» **Work to complete**
Write out all the lines again, precisely as they stand, but without the images.

─── Records shown ───

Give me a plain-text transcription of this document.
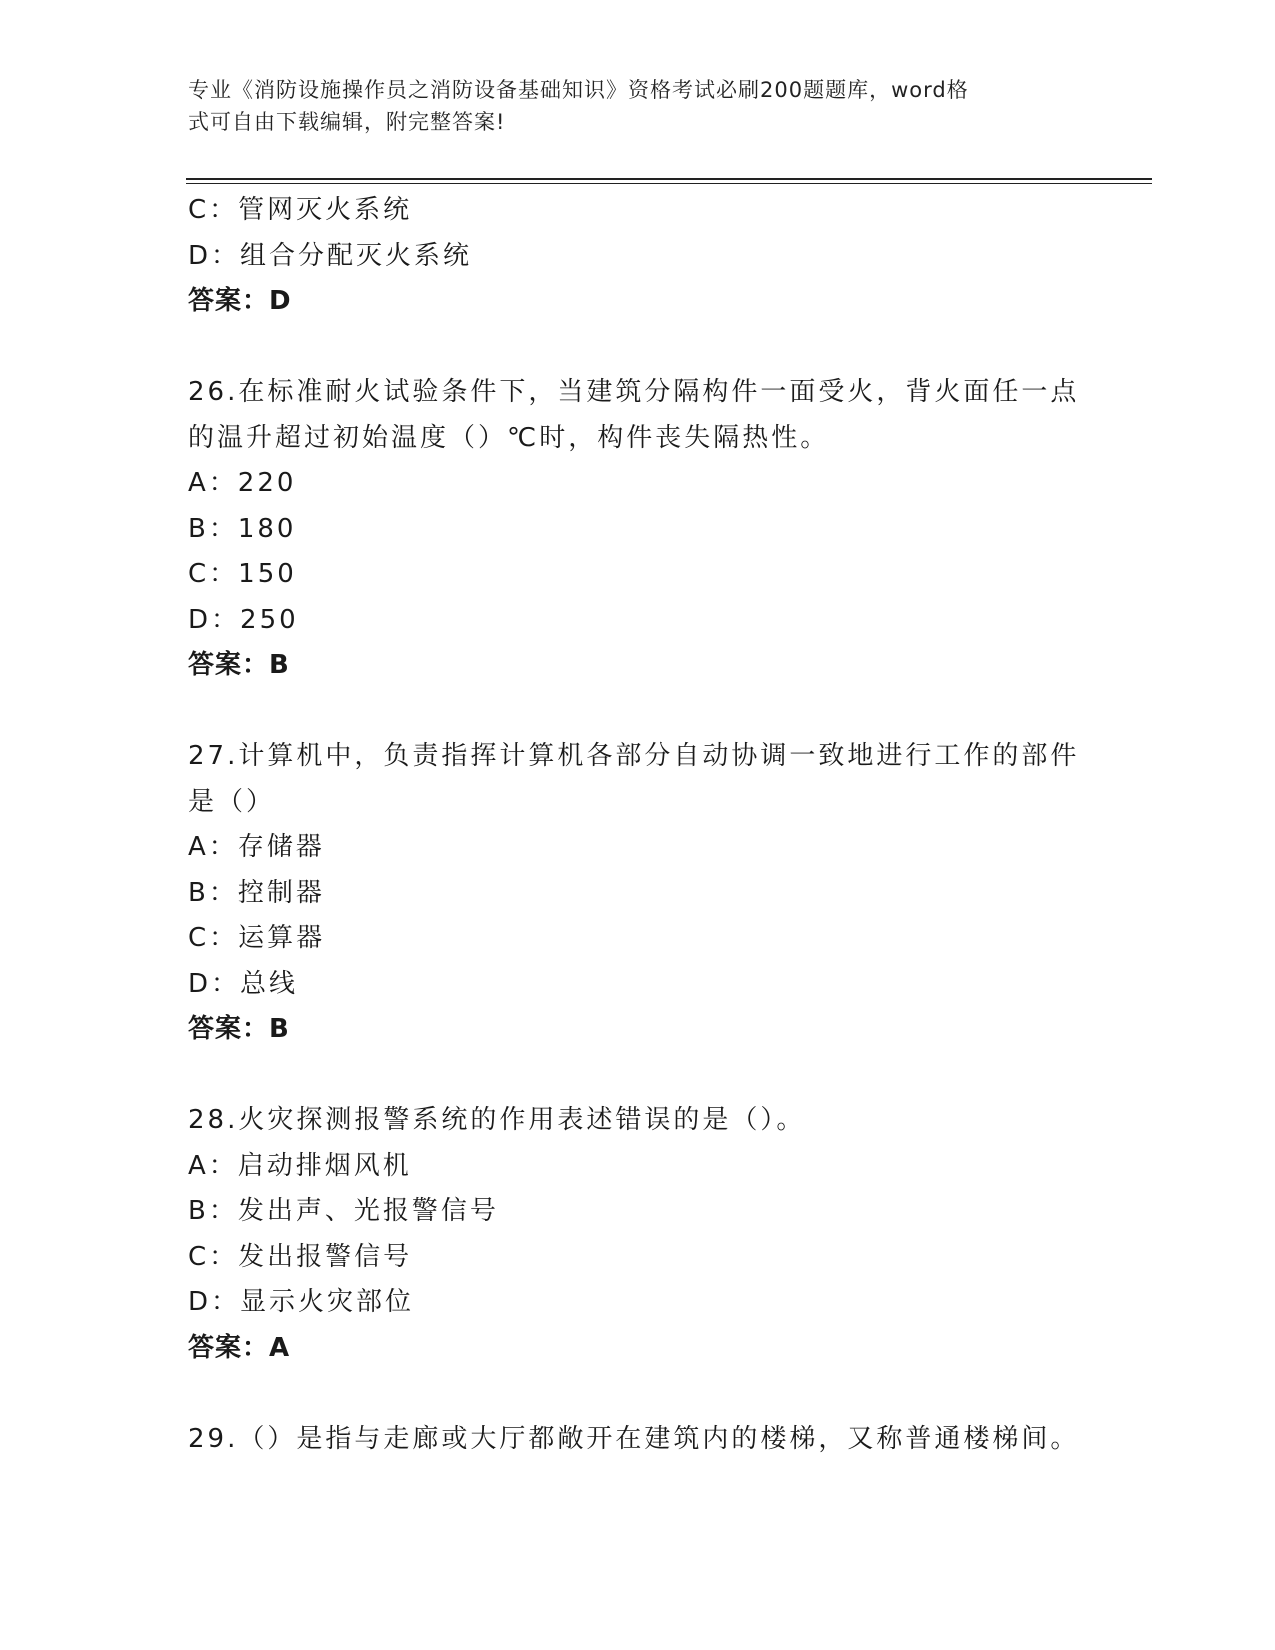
专业《消防设施操作员之消防设备基础知识》资格考试必刷200题题库，word格
式可自由下载编辑，附完整答案!
C：管网灭火系统
D：组合分配灭火系统
答案：D
26.在标准耐火试验条件下，当建筑分隔构件一面受火，背火面任一点
的温升超过初始温度（）℃时，构件丧失隔热性。
A：220
B：180
C：150
D：250
答案：B
27.计算机中，负责指挥计算机各部分自动协调一致地进行工作的部件
是（）
A：存储器
B：控制器
C：运算器
D：总线
答案：B
28.火灾探测报警系统的作用表述错误的是（）。
A：启动排烟风机
B：发出声、光报警信号
C：发出报警信号
D：显示火灾部位
答案：A
29.（）是指与走廊或大厅都敞开在建筑内的楼梯，又称普通楼梯间。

───

» **Response for this exercise**
Give me a plain-text transcription of this document.
专业《消防设施操作员之消防设备基础知识》资格考试必刷200题题库，word格
式可自由下载编辑，附完整答案!
C：管网灭火系统
D：组合分配灭火系统
答案：D
26.在标准耐火试验条件下，当建筑分隔构件一面受火，背火面任一点
的温升超过初始温度（）℃时，构件丧失隔热性。
A：220
B：180
C：150
D：250
答案：B
27.计算机中，负责指挥计算机各部分自动协调一致地进行工作的部件
是（）
A：存储器
B：控制器
C：运算器
D：总线
答案：B
28.火灾探测报警系统的作用表述错误的是（）。
A：启动排烟风机
B：发出声、光报警信号
C：发出报警信号
D：显示火灾部位
答案：A
29.（）是指与走廊或大厅都敞开在建筑内的楼梯，又称普通楼梯间。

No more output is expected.